***** GIVEN INFORMATION *****

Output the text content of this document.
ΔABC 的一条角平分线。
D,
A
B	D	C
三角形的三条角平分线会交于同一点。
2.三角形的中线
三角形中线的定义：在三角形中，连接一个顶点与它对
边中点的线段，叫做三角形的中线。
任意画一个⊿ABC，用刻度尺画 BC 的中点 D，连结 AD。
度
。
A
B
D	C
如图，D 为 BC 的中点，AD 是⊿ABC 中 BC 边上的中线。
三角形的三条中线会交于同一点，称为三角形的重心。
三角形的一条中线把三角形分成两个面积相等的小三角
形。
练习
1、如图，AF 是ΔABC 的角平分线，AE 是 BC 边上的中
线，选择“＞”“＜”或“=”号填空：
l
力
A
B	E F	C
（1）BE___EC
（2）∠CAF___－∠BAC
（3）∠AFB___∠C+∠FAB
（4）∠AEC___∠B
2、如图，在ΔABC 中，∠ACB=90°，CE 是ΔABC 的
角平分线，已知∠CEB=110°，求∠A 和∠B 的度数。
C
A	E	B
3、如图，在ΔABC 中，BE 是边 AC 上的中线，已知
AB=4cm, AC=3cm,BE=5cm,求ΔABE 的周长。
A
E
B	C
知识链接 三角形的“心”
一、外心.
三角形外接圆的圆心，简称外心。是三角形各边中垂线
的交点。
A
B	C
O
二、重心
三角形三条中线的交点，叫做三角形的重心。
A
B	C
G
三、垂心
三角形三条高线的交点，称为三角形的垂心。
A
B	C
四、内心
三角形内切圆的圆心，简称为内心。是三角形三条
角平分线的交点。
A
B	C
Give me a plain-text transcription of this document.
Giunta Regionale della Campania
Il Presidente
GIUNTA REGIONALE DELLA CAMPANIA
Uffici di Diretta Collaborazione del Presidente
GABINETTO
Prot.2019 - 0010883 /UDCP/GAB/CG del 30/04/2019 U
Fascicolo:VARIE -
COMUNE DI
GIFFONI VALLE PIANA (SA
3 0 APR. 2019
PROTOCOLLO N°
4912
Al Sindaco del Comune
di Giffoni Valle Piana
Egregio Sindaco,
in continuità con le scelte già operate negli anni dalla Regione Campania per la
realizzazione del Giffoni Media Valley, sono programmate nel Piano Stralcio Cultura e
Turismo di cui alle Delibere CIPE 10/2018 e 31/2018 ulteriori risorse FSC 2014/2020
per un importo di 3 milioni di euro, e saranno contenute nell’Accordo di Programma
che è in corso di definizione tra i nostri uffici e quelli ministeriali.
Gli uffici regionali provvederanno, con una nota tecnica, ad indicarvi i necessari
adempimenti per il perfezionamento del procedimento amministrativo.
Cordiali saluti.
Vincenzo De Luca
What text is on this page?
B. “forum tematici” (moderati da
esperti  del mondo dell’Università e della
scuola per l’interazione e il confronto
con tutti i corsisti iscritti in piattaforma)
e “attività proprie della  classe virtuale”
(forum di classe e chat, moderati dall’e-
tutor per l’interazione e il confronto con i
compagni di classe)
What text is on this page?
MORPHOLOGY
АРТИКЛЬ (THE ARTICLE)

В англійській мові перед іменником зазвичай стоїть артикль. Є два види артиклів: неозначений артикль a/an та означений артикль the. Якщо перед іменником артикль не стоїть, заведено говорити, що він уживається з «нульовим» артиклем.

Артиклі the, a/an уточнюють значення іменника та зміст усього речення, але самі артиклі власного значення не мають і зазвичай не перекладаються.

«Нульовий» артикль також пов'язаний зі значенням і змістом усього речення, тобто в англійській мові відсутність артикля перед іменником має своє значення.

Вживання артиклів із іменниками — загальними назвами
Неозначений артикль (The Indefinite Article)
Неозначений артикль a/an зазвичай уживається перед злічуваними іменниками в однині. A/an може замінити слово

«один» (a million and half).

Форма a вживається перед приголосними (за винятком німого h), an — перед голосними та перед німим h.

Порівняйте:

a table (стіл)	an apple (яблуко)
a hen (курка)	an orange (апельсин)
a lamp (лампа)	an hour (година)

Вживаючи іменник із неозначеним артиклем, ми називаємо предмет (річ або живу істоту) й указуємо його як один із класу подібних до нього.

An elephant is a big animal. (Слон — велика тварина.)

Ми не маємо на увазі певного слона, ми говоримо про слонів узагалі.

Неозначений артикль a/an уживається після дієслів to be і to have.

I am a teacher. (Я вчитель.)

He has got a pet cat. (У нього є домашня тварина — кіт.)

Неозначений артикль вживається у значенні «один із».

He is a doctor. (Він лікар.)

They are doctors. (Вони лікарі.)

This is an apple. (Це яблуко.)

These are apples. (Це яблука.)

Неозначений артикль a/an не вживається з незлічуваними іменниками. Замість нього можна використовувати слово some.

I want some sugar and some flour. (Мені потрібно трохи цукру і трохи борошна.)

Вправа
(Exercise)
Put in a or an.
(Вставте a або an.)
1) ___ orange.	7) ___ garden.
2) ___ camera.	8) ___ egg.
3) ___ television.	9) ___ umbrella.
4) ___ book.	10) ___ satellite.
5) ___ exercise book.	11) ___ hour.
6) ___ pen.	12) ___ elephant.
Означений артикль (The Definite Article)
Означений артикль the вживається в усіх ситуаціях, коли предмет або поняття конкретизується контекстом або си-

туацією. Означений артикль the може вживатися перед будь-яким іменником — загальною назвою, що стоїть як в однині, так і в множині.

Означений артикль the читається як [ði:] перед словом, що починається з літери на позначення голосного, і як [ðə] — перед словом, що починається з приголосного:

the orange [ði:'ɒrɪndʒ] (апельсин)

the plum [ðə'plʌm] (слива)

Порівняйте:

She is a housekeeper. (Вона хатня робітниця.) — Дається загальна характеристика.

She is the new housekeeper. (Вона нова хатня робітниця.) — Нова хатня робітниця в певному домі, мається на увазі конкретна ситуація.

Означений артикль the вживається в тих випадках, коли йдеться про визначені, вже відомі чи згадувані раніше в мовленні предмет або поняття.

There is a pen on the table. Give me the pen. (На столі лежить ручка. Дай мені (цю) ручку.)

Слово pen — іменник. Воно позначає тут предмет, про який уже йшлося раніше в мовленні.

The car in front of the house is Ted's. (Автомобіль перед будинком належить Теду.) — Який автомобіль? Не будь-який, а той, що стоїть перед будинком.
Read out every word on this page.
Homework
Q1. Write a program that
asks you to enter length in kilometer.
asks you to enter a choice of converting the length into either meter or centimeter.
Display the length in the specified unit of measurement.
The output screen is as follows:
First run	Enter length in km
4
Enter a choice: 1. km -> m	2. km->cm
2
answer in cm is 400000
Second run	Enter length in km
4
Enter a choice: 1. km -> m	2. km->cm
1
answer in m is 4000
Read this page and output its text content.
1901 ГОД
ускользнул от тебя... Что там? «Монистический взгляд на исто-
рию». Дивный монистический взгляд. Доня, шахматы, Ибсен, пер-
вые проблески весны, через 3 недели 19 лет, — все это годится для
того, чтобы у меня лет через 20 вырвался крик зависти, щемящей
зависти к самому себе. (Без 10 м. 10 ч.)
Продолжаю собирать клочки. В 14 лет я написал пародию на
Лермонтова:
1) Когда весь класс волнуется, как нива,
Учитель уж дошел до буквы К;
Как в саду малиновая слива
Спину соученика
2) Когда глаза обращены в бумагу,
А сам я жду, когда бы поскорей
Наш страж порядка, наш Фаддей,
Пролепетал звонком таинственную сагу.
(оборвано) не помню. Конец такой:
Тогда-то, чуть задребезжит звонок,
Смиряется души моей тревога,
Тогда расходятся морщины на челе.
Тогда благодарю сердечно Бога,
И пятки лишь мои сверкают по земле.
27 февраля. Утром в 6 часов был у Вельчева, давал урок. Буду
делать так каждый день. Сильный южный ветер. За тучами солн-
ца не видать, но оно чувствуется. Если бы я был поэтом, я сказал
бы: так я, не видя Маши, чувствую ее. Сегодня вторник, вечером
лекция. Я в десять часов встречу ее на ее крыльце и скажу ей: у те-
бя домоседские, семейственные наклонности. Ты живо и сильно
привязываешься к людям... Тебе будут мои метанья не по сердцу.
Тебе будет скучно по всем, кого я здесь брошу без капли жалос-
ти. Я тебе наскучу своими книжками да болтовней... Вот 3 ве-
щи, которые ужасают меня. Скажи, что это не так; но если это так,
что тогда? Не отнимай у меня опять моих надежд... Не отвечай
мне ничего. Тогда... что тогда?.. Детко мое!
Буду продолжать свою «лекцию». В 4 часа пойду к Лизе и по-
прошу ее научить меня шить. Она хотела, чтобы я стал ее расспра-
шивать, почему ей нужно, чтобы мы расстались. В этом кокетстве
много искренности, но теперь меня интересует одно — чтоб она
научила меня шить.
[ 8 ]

*****

* **PROBLEM TO WORK ON**
Look through the data and show every line containing "артиклів".

* **EXPECTED ANSWER**
В англійській мові перед іменником зазвичай стоїть артикль. Є два види артиклів: неозначений артикль a/an та означений артикль the. Якщо перед іменником артикль не стоїть, заведено говорити, що він уживається з «нульовим» артиклем.
Вживання артиклів із іменниками — загальними назвами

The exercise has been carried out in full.